WHAT YOU HAVE TO DO —
Take the records below and write them out again exactly.

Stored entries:
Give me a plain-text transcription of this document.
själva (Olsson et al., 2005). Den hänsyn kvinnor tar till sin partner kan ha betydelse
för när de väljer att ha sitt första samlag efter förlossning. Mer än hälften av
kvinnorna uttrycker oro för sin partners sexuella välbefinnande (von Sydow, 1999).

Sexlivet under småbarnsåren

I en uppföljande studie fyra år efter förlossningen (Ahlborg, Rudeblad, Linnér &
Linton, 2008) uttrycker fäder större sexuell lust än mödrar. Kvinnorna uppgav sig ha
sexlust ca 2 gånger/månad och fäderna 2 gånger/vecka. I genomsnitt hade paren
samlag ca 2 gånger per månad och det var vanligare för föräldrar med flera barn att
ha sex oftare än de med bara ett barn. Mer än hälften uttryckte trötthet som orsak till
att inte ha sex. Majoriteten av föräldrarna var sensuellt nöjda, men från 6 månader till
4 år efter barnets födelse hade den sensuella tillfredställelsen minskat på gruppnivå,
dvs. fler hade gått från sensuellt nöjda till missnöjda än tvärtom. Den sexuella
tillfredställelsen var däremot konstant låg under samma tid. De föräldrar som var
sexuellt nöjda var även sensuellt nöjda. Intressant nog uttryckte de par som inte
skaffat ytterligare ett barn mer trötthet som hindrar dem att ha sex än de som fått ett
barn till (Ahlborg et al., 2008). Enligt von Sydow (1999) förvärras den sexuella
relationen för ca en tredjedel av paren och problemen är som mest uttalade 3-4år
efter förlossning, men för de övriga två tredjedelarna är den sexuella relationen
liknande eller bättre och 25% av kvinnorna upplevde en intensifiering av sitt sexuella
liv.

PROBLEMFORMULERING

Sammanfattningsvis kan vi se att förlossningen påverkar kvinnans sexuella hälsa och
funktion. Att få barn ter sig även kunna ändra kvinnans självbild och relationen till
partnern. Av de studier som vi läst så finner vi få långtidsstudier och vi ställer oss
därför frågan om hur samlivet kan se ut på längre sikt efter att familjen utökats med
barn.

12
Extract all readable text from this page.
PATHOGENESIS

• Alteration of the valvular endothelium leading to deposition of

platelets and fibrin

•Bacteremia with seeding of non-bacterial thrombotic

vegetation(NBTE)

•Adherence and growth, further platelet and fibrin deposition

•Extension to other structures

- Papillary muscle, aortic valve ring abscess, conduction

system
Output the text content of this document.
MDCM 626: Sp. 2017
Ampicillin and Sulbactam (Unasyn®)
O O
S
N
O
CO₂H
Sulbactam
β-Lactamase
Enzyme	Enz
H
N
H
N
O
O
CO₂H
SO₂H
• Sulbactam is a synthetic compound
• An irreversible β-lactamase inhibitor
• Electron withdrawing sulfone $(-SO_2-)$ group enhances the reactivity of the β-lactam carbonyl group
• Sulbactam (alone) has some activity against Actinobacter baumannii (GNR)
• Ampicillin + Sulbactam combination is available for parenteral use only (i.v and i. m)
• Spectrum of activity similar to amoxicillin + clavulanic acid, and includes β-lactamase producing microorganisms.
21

ANSWER SECTION —
Give me a plain-text transcription of this document.
själva (Olsson et al., 2005). Den hänsyn kvinnor tar till sin partner kan ha betydelse
för när de väljer att ha sitt första samlag efter förlossning. Mer än hälften av
kvinnorna uttrycker oro för sin partners sexuella välbefinnande (von Sydow, 1999).

Sexlivet under småbarnsåren

I en uppföljande studie fyra år efter förlossningen (Ahlborg, Rudeblad, Linnér &
Linton, 2008) uttrycker fäder större sexuell lust än mödrar. Kvinnorna uppgav sig ha
sexlust ca 2 gånger/månad och fäderna 2 gånger/vecka. I genomsnitt hade paren
samlag ca 2 gånger per månad och det var vanligare för föräldrar med flera barn att
ha sex oftare än de med bara ett barn. Mer än hälften uttryckte trötthet som orsak till
att inte ha sex. Majoriteten av föräldrarna var sensuellt nöjda, men från 6 månader till
4 år efter barnets födelse hade den sensuella tillfredställelsen minskat på gruppnivå,
dvs. fler hade gått från sensuellt nöjda till missnöjda än tvärtom. Den sexuella
tillfredställelsen var däremot konstant låg under samma tid. De föräldrar som var
sexuellt nöjda var även sensuellt nöjda. Intressant nog uttryckte de par som inte
skaffat ytterligare ett barn mer trötthet som hindrar dem att ha sex än de som fått ett
barn till (Ahlborg et al., 2008). Enligt von Sydow (1999) förvärras den sexuella
relationen för ca en tredjedel av paren och problemen är som mest uttalade 3-4år
efter förlossning, men för de övriga två tredjedelarna är den sexuella relationen
liknande eller bättre och 25% av kvinnorna upplevde en intensifiering av sitt sexuella
liv.

PROBLEMFORMULERING

Sammanfattningsvis kan vi se att förlossningen påverkar kvinnans sexuella hälsa och
funktion. Att få barn ter sig även kunna ändra kvinnans självbild och relationen till
partnern. Av de studier som vi läst så finner vi få långtidsstudier och vi ställer oss
därför frågan om hur samlivet kan se ut på längre sikt efter att familjen utökats med
barn.

12
Extract all readable text from this page.
PATHOGENESIS

• Alteration of the valvular endothelium leading to deposition of

platelets and fibrin

•Bacteremia with seeding of non-bacterial thrombotic

vegetation(NBTE)

•Adherence and growth, further platelet and fibrin deposition

•Extension to other structures

- Papillary muscle, aortic valve ring abscess, conduction

system
Output the text content of this document.
MDCM 626: Sp. 2017
Ampicillin and Sulbactam (Unasyn®)
O O
S
N
O
CO₂H
Sulbactam
β-Lactamase
Enzyme	Enz
H
N
H
N
O
O
CO₂H
SO₂H
• Sulbactam is a synthetic compound
• An irreversible β-lactamase inhibitor
• Electron withdrawing sulfone $(-SO_2-)$ group enhances the reactivity of the β-lactam carbonyl group
• Sulbactam (alone) has some activity against Actinobacter baumannii (GNR)
• Ampicillin + Sulbactam combination is available for parenteral use only (i.v and i. m)
• Spectrum of activity similar to amoxicillin + clavulanic acid, and includes β-lactamase producing microorganisms.
21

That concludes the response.